### Text shown
He began to see that the mission was not about prestige or titles.
That conviction deepened through Fondacio, then known as the Christian Community of Formation (CCF). Through formation, prayer, and sharing with other young adults, Charles encountered Christ personally and discovered what he would later call “the inner life” of faith: not merely serving God externally but belonging completely to Him.
One day, while in the parish, a familiar voice pierced his heart: “I don’t need your money. I need you.” The call of John 21 echoed within him: “Do you love me… more than these others do?”
This call demanded a response.
When mission becomes a vocation
Charles had dreams like any young man. Coming from a modest background, success mattered. A career in banking and the corporate sector offered stability and the possibility of helping his family financially. Ministry, on the other hand, offered uncertainty. With little support from the local Church, he travelled to France for formation, relying on small donations from colleagues, janitors, elderly women, and friends. There were “dark nights” when he did not know how he would eat or pay rent. “These experiences built my trust in God and helped me let go of the fear of not having enough,” he recalls.

### What the task requires
Translate this sentence from the account of Charles's calling into French: "He began to see that the mission was not about prestige or titles." The listing on this page has nothing to do with the account of Charles's calling.

### Stored data
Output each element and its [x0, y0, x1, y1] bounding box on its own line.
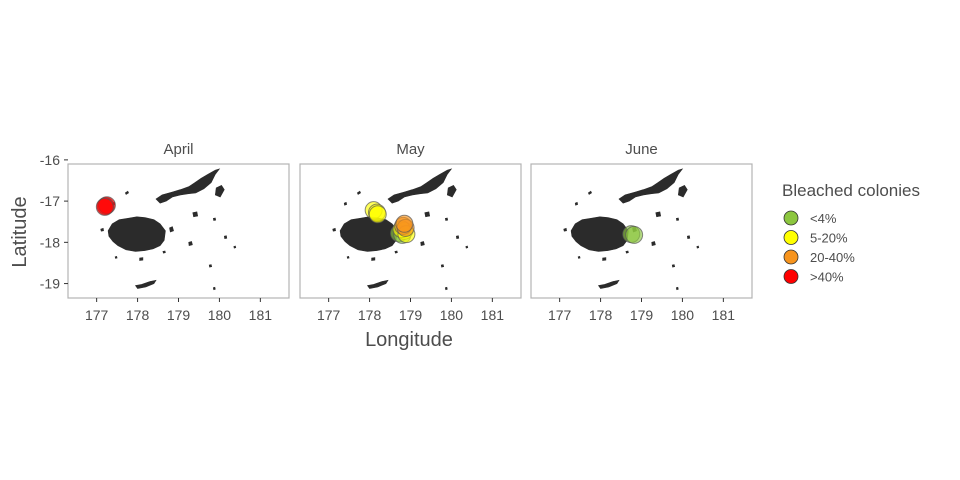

### Output of the exercise
Il commença à comprendre que la mission n'était pas une affaire de prestige ni de titres.